- **PROBLEM STATEMENT**:
Output the material exactly, but drop every image it holds.

[Recorded data]
◇ ◇ ◇ ◇

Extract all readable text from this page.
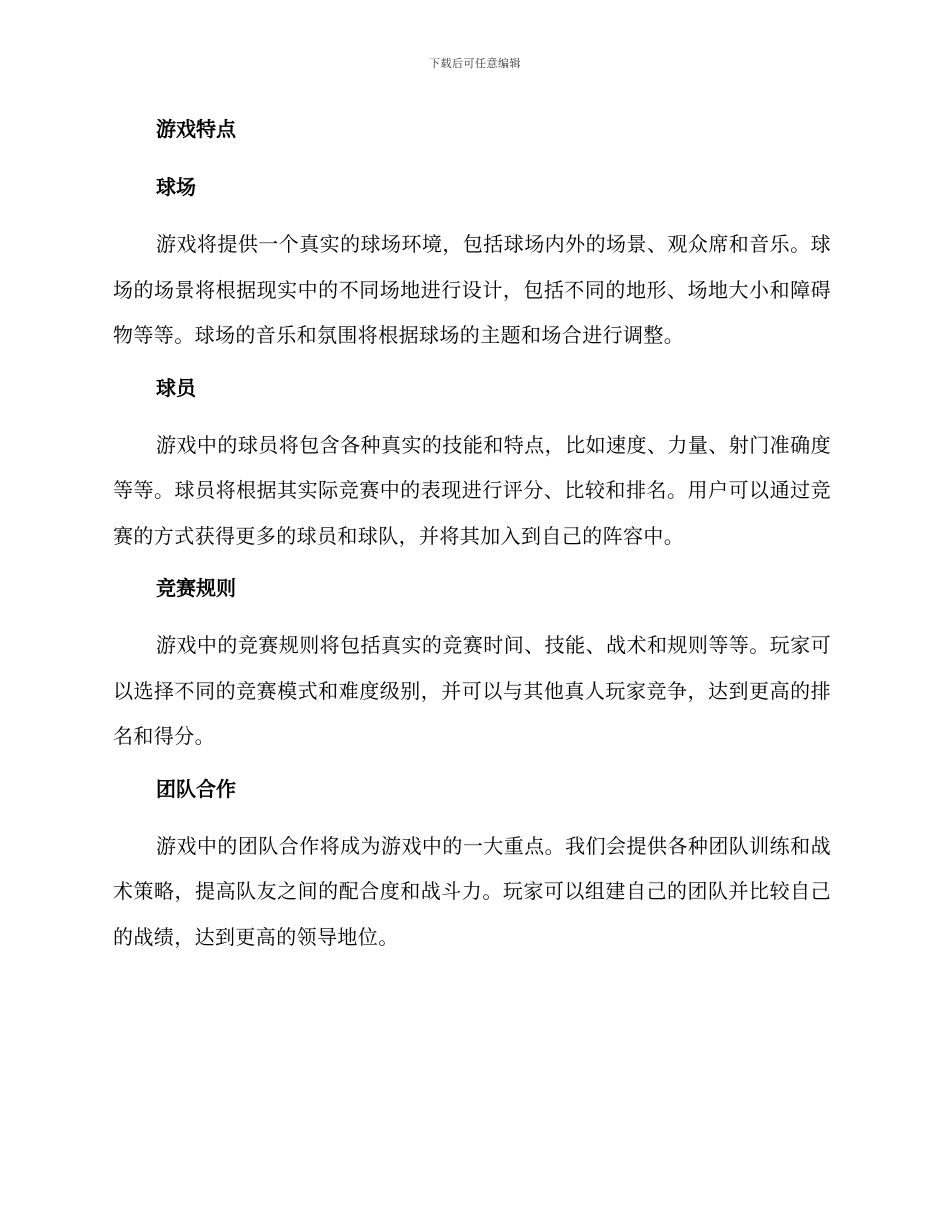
下载后可任意编辑
游戏特点
球场

游戏将提供一个真实的球场环境，包括球场内外的场景、观众席和音乐。球场的场景将根据现实中的不同场地进行设计，包括不同的地形、场地大小和障碍物等等。球场的音乐和氛围将根据球场的主题和场合进行调整。

球员

游戏中的球员将包含各种真实的技能和特点，比如速度、力量、射门准确度等等。球员将根据其实际竞赛中的表现进行评分、比较和排名。用户可以通过竞赛的方式获得更多的球员和球队，并将其加入到自己的阵容中。

竞赛规则

游戏中的竞赛规则将包括真实的竞赛时间、技能、战术和规则等等。玩家可以选择不同的竞赛模式和难度级别，并可以与其他真人玩家竞争，达到更高的排名和得分。

团队合作

游戏中的团队合作将成为游戏中的一大重点。我们会提供各种团队训练和战术策略，提高队友之间的配合度和战斗力。玩家可以组建自己的团队并比较自己的战绩，达到更高的领导地位。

◇ ◇ ◇ ◇

- **FINISHED EXERCISE**:
Extract all readable text from this page.
下载后可任意编辑
游戏特点
球场

游戏将提供一个真实的球场环境，包括球场内外的场景、观众席和音乐。球场的场景将根据现实中的不同场地进行设计，包括不同的地形、场地大小和障碍物等等。球场的音乐和氛围将根据球场的主题和场合进行调整。

球员

游戏中的球员将包含各种真实的技能和特点，比如速度、力量、射门准确度等等。球员将根据其实际竞赛中的表现进行评分、比较和排名。用户可以通过竞赛的方式获得更多的球员和球队，并将其加入到自己的阵容中。

竞赛规则

游戏中的竞赛规则将包括真实的竞赛时间、技能、战术和规则等等。玩家可以选择不同的竞赛模式和难度级别，并可以与其他真人玩家竞争，达到更高的排名和得分。

团队合作

游戏中的团队合作将成为游戏中的一大重点。我们会提供各种团队训练和战术策略，提高队友之间的配合度和战斗力。玩家可以组建自己的团队并比较自己的战绩，达到更高的领导地位。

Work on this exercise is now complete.